- **PROMPT**:
Print every entry word for word, but omit the pictures.

Data items
※

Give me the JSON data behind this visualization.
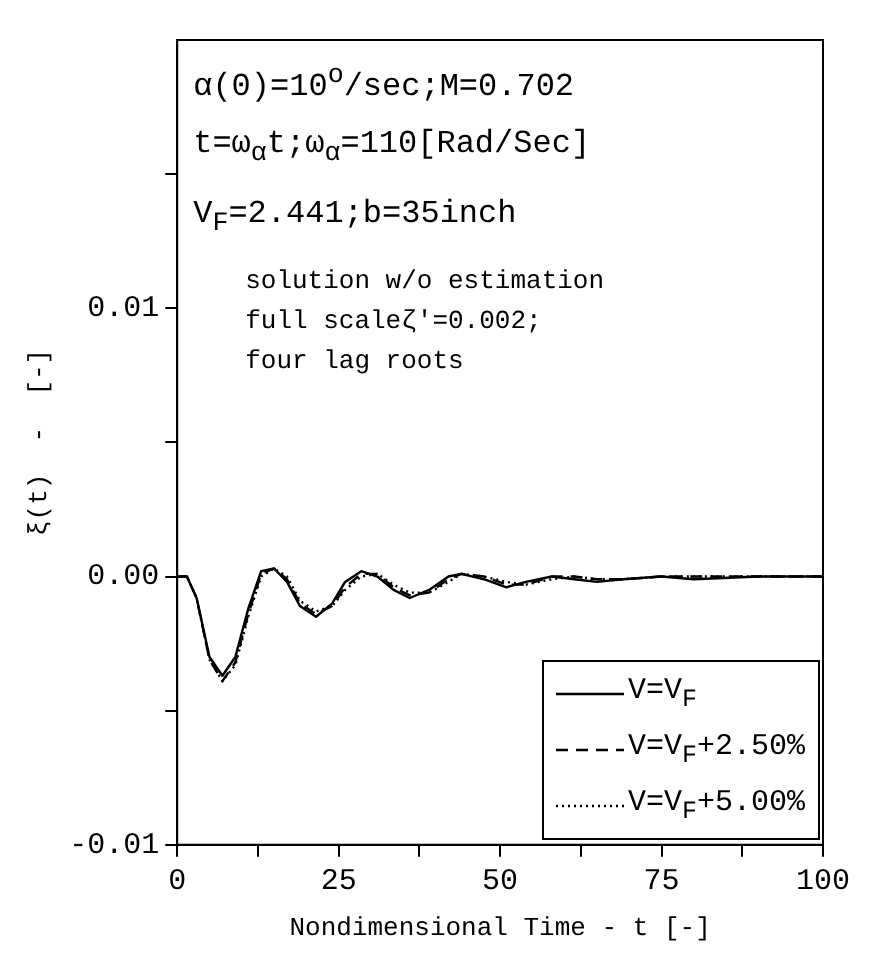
{
  "chart_data": {
    "type": "line",
    "xlabel": "Nondimensional Time - t [-]",
    "ylabel": "ξ(t)  -  [-]",
    "xlim": [
      0,
      100
    ],
    "ylim": [
      -0.01,
      0.02
    ],
    "xticks": [
      {
        "value": 0,
        "label": "0"
      },
      {
        "value": 12.5,
        "label": null
      },
      {
        "value": 25,
        "label": "25"
      },
      {
        "value": 37.5,
        "label": null
      },
      {
        "value": 50,
        "label": "50"
      },
      {
        "value": 62.5,
        "label": null
      },
      {
        "value": 75,
        "label": "75"
      },
      {
        "value": 87.5,
        "label": null
      },
      {
        "value": 100,
        "label": "100"
      }
    ],
    "yticks": [
      {
        "value": -0.01,
        "label": "-0.01"
      },
      {
        "value": -0.005,
        "label": null
      },
      {
        "value": 0,
        "label": "0.00"
      },
      {
        "value": 0.005,
        "label": null
      },
      {
        "value": 0.01,
        "label": "0.01"
      },
      {
        "value": 0.015,
        "label": null
      }
    ],
    "grid": false,
    "legend": "bottom right",
    "marker": "none",
    "annotations": [
      "α(0)=10$^{o}$/sec;M=0.702",
      "t=ω$_{α}$t;ω$_{α}$=110[Rad/Sec]",
      "V$_{F}$=2.441;b=35inch",
      "solution w/o estimation",
      "full scaleζ′=0.002;",
      "four lag roots"
    ],
    "x": [
      0,
      1.5,
      3,
      5,
      7,
      9,
      11,
      13,
      15,
      17,
      19,
      21.5,
      24,
      26,
      28.5,
      31,
      33.5,
      36,
      39,
      42,
      44,
      47.5,
      51,
      54,
      58,
      61.5,
      65,
      69,
      75,
      80,
      90,
      100
    ],
    "series": [
      {
        "name": "V=V$_{F}$",
        "color": "#000000",
        "line_style": "solid",
        "values": [
          0,
          0,
          -0.0008,
          -0.003,
          -0.0037,
          -0.003,
          -0.0012,
          0.0002,
          0.0003,
          -0.0002,
          -0.0011,
          -0.0015,
          -0.001,
          -0.0002,
          0.0002,
          0,
          -0.0005,
          -0.0008,
          -0.0005,
          0,
          0.0001,
          -0.0001,
          -0.0004,
          -0.0002,
          0,
          -0.0001,
          -0.0002,
          -0.0001,
          0,
          -0.0001,
          0,
          0
        ]
      },
      {
        "name": "V=V$_{F}$+2.50%",
        "color": "#000000",
        "line_style": "dashed",
        "values": [
          0,
          0,
          -0.0008,
          -0.0031,
          -0.0039,
          -0.0032,
          -0.0014,
          0.0001,
          0.0003,
          -0.0001,
          -0.001,
          -0.0014,
          -0.0011,
          -0.0004,
          0.0001,
          0.0001,
          -0.0004,
          -0.0007,
          -0.0006,
          -0.0001,
          0.0001,
          0,
          -0.0003,
          -0.0003,
          0,
          0,
          -0.0001,
          -0.0001,
          0,
          0,
          0,
          0
        ]
      },
      {
        "name": "V=V$_{F}$+5.00%",
        "color": "#000000",
        "line_style": "dotted",
        "values": [
          0,
          0,
          -0.0008,
          -0.0031,
          -0.0039,
          -0.0033,
          -0.0015,
          0,
          0.0003,
          0,
          -0.0009,
          -0.0013,
          -0.0011,
          -0.0005,
          0,
          0.0001,
          -0.0003,
          -0.0006,
          -0.0006,
          -0.0002,
          0.0001,
          0,
          -0.0002,
          -0.0003,
          -0.0001,
          0,
          -0.0001,
          -0.0001,
          0,
          0,
          0,
          0
        ]
      }
    ]
  }
}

※

- **EXERCISE OUTPUT**:
Give me the JSON data behind this visualization.
{
  "chart_data": {
    "type": "line",
    "xlabel": "Nondimensional Time - t [-]",
    "ylabel": "ξ(t)  -  [-]",
    "xlim": [
      0,
      100
    ],
    "ylim": [
      -0.01,
      0.02
    ],
    "xticks": [
      {
        "value": 0,
        "label": "0"
      },
      {
        "value": 12.5,
        "label": null
      },
      {
        "value": 25,
        "label": "25"
      },
      {
        "value": 37.5,
        "label": null
      },
      {
        "value": 50,
        "label": "50"
      },
      {
        "value": 62.5,
        "label": null
      },
      {
        "value": 75,
        "label": "75"
      },
      {
        "value": 87.5,
        "label": null
      },
      {
        "value": 100,
        "label": "100"
      }
    ],
    "yticks": [
      {
        "value": -0.01,
        "label": "-0.01"
      },
      {
        "value": -0.005,
        "label": null
      },
      {
        "value": 0,
        "label": "0.00"
      },
      {
        "value": 0.005,
        "label": null
      },
      {
        "value": 0.01,
        "label": "0.01"
      },
      {
        "value": 0.015,
        "label": null
      }
    ],
    "grid": false,
    "legend": "bottom right",
    "marker": "none",
    "annotations": [
      "α(0)=10$^{o}$/sec;M=0.702",
      "t=ω$_{α}$t;ω$_{α}$=110[Rad/Sec]",
      "V$_{F}$=2.441;b=35inch",
      "solution w/o estimation",
      "full scaleζ′=0.002;",
      "four lag roots"
    ],
    "x": [
      0,
      1.5,
      3,
      5,
      7,
      9,
      11,
      13,
      15,
      17,
      19,
      21.5,
      24,
      26,
      28.5,
      31,
      33.5,
      36,
      39,
      42,
      44,
      47.5,
      51,
      54,
      58,
      61.5,
      65,
      69,
      75,
      80,
      90,
      100
    ],
    "series": [
      {
        "name": "V=V$_{F}$",
        "color": "#000000",
        "line_style": "solid",
        "values": [
          0,
          0,
          -0.0008,
          -0.003,
          -0.0037,
          -0.003,
          -0.0012,
          0.0002,
          0.0003,
          -0.0002,
          -0.0011,
          -0.0015,
          -0.001,
          -0.0002,
          0.0002,
          0,
          -0.0005,
          -0.0008,
          -0.0005,
          0,
          0.0001,
          -0.0001,
          -0.0004,
          -0.0002,
          0,
          -0.0001,
          -0.0002,
          -0.0001,
          0,
          -0.0001,
          0,
          0
        ]
      },
      {
        "name": "V=V$_{F}$+2.50%",
        "color": "#000000",
        "line_style": "dashed",
        "values": [
          0,
          0,
          -0.0008,
          -0.0031,
          -0.0039,
          -0.0032,
          -0.0014,
          0.0001,
          0.0003,
          -0.0001,
          -0.001,
          -0.0014,
          -0.0011,
          -0.0004,
          0.0001,
          0.0001,
          -0.0004,
          -0.0007,
          -0.0006,
          -0.0001,
          0.0001,
          0,
          -0.0003,
          -0.0003,
          0,
          0,
          -0.0001,
          -0.0001,
          0,
          0,
          0,
          0
        ]
      },
      {
        "name": "V=V$_{F}$+5.00%",
        "color": "#000000",
        "line_style": "dotted",
        "values": [
          0,
          0,
          -0.0008,
          -0.0031,
          -0.0039,
          -0.0033,
          -0.0015,
          0,
          0.0003,
          0,
          -0.0009,
          -0.0013,
          -0.0011,
          -0.0005,
          0,
          0.0001,
          -0.0003,
          -0.0006,
          -0.0006,
          -0.0002,
          0.0001,
          0,
          -0.0002,
          -0.0003,
          -0.0001,
          0,
          -0.0001,
          -0.0001,
          0,
          0,
          0,
          0
        ]
      }
    ]
  }
}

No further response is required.